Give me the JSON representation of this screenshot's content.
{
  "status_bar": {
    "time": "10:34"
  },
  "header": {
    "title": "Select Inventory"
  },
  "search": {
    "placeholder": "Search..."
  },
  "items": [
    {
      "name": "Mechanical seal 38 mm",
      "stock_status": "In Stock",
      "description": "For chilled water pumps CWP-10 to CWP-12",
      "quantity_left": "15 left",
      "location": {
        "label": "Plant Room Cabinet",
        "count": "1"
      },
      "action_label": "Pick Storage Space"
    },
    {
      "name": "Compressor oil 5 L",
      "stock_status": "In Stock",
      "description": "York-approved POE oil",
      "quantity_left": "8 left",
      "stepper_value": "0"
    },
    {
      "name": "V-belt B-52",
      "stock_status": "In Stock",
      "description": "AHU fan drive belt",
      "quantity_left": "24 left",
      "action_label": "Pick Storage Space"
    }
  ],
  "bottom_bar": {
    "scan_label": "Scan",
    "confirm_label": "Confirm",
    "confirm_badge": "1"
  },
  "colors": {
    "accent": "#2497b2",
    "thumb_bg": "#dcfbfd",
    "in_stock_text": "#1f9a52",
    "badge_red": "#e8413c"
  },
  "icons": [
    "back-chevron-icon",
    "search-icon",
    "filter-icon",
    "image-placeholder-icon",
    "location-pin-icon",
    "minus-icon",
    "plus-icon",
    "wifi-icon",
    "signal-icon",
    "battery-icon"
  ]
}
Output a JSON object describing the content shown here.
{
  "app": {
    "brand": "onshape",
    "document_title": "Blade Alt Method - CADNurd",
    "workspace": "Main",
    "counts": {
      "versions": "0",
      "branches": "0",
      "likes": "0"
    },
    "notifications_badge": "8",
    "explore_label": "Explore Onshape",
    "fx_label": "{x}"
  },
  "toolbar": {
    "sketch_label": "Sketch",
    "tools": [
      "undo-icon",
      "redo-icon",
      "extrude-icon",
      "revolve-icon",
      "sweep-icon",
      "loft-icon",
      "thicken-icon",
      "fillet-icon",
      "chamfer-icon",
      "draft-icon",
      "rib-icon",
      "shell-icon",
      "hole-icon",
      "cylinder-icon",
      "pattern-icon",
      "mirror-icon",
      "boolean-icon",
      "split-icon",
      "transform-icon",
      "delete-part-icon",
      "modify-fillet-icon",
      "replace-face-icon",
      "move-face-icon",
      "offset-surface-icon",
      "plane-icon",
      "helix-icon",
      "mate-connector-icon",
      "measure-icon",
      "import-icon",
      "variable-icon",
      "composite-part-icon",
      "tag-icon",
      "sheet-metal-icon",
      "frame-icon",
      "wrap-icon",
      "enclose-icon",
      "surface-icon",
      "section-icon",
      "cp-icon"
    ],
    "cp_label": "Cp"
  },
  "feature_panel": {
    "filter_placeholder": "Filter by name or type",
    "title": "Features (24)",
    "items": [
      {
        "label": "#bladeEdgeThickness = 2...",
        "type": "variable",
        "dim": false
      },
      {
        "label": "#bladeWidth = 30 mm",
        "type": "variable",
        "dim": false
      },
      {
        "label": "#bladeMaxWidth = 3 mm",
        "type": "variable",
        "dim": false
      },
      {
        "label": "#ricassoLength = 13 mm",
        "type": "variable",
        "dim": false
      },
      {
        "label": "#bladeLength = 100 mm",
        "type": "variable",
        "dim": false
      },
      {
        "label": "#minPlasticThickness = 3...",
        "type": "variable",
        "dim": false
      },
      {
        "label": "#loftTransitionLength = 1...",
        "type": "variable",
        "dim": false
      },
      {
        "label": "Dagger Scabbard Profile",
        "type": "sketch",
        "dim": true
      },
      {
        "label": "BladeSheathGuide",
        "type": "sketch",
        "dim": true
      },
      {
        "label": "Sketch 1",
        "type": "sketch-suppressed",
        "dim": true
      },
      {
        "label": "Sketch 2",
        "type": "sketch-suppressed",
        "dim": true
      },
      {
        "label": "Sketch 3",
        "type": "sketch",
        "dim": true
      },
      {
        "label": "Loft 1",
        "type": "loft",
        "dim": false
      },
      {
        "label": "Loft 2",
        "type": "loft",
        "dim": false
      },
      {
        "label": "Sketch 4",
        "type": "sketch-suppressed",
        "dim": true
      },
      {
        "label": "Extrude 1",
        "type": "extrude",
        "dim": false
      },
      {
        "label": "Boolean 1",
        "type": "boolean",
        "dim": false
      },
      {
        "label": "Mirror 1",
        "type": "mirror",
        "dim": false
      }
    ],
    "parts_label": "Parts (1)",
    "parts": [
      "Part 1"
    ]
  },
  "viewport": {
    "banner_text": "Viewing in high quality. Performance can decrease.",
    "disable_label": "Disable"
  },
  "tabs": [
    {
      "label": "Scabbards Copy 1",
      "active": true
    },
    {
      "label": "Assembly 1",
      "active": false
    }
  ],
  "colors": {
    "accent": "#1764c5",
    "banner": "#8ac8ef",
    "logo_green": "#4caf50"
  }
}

····················

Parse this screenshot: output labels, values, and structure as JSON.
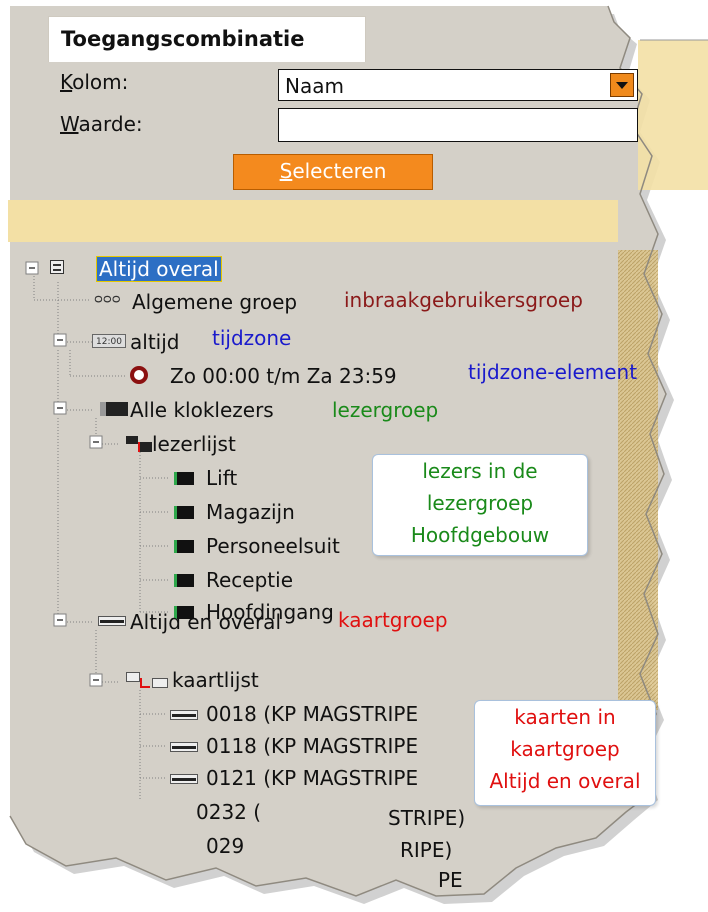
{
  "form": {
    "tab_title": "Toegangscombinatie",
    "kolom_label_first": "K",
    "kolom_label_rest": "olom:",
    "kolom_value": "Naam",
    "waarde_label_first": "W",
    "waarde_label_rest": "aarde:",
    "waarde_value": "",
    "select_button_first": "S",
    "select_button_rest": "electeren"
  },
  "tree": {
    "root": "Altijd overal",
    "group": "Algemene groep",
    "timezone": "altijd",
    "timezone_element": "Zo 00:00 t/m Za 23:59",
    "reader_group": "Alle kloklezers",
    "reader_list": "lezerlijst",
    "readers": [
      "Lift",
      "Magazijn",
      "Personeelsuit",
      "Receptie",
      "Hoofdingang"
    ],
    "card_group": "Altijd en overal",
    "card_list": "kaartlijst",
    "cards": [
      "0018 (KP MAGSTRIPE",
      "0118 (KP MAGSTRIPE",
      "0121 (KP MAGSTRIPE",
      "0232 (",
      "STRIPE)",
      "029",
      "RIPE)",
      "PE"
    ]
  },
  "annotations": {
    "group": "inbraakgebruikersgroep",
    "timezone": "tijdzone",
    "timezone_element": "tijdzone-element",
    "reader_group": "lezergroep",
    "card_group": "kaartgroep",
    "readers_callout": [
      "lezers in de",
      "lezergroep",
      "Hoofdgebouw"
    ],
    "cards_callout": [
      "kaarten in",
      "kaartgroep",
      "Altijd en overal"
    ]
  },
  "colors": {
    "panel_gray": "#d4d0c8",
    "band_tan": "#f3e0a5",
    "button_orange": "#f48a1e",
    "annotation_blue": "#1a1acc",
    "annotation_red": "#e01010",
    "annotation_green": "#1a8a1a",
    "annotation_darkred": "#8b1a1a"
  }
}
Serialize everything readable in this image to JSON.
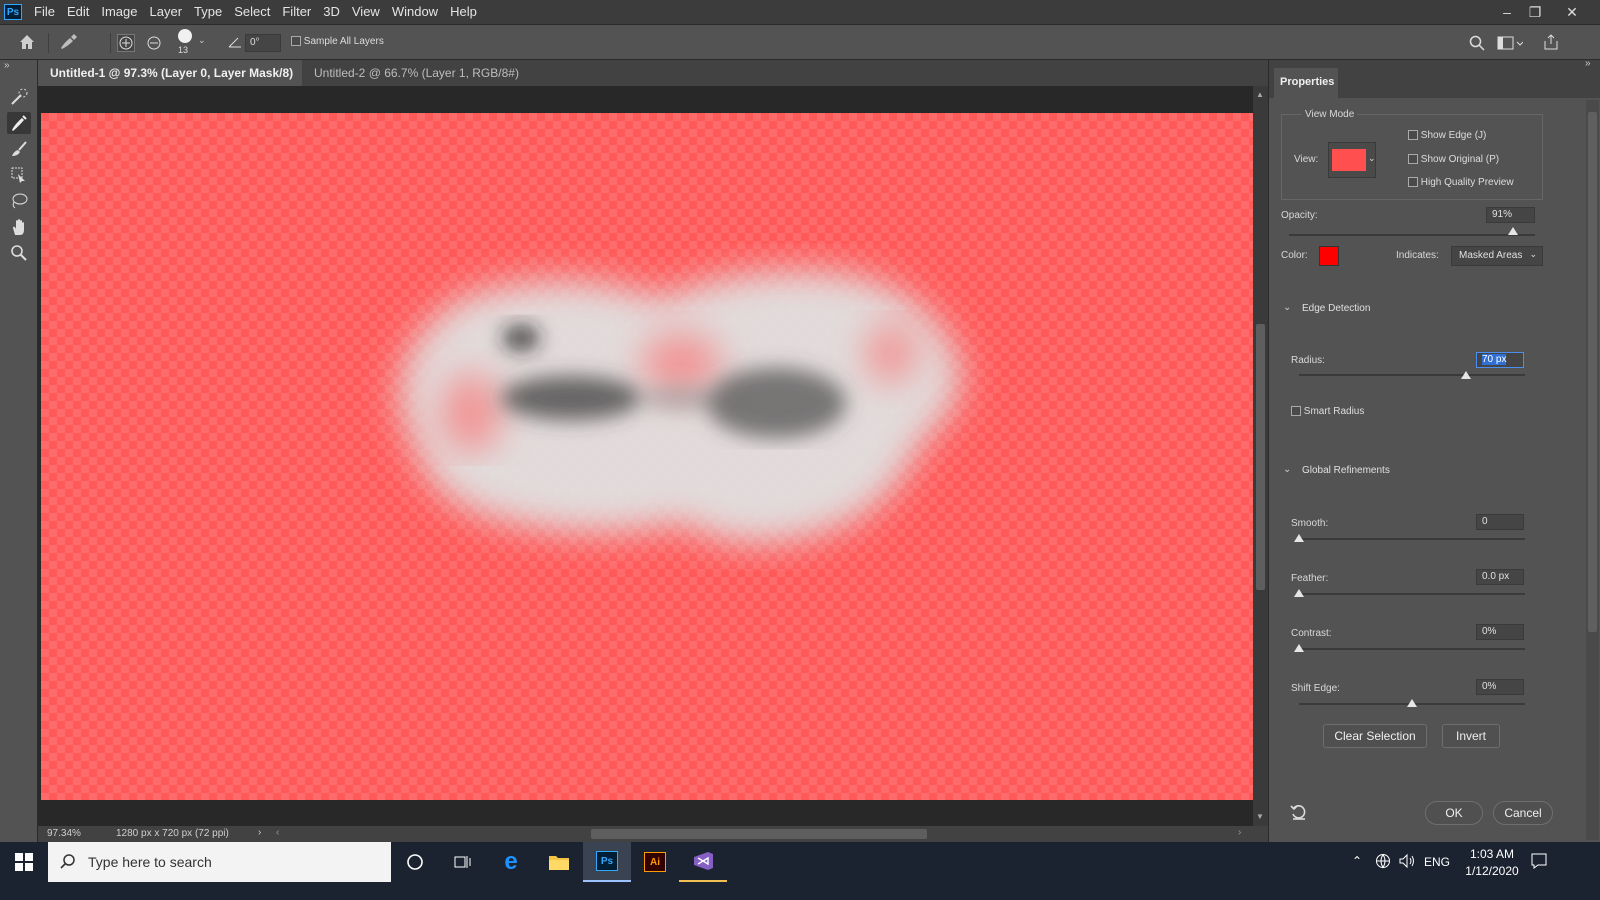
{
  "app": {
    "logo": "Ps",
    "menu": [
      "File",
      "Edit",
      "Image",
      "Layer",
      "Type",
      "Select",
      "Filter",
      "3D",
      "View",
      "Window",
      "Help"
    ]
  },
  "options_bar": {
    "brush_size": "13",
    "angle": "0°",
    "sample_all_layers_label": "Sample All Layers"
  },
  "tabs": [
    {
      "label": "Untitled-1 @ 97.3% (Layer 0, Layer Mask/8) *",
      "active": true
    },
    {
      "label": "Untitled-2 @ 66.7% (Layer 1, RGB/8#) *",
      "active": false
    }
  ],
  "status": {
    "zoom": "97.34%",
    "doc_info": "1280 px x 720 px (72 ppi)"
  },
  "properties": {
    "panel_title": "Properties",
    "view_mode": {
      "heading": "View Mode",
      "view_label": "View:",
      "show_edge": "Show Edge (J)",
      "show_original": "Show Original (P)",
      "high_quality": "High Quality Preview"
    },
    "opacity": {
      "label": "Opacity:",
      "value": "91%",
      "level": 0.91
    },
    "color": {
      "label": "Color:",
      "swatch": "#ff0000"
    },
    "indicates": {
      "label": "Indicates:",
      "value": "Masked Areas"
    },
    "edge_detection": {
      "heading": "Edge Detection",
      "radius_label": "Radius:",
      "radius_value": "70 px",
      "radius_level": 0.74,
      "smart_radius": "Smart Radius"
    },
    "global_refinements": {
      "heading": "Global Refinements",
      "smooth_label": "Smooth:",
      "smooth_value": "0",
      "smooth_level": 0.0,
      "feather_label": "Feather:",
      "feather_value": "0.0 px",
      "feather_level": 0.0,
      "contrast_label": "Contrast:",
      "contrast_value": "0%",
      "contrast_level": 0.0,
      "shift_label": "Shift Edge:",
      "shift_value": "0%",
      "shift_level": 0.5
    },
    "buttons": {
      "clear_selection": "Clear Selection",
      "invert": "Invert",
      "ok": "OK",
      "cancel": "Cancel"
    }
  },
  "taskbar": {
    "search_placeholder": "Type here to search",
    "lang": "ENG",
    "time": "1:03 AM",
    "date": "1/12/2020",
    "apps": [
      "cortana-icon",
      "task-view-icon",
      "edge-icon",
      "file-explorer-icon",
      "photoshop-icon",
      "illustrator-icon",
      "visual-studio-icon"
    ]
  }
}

····················

To be done: Look for the word "name" and return every line where it occurs.

Response below:
      "name": "Mechanical seal 38 mm",
      "name": "Compressor oil 5 L",
      "name": "V-belt B-52",
    "filter_placeholder": "Filter by name or type",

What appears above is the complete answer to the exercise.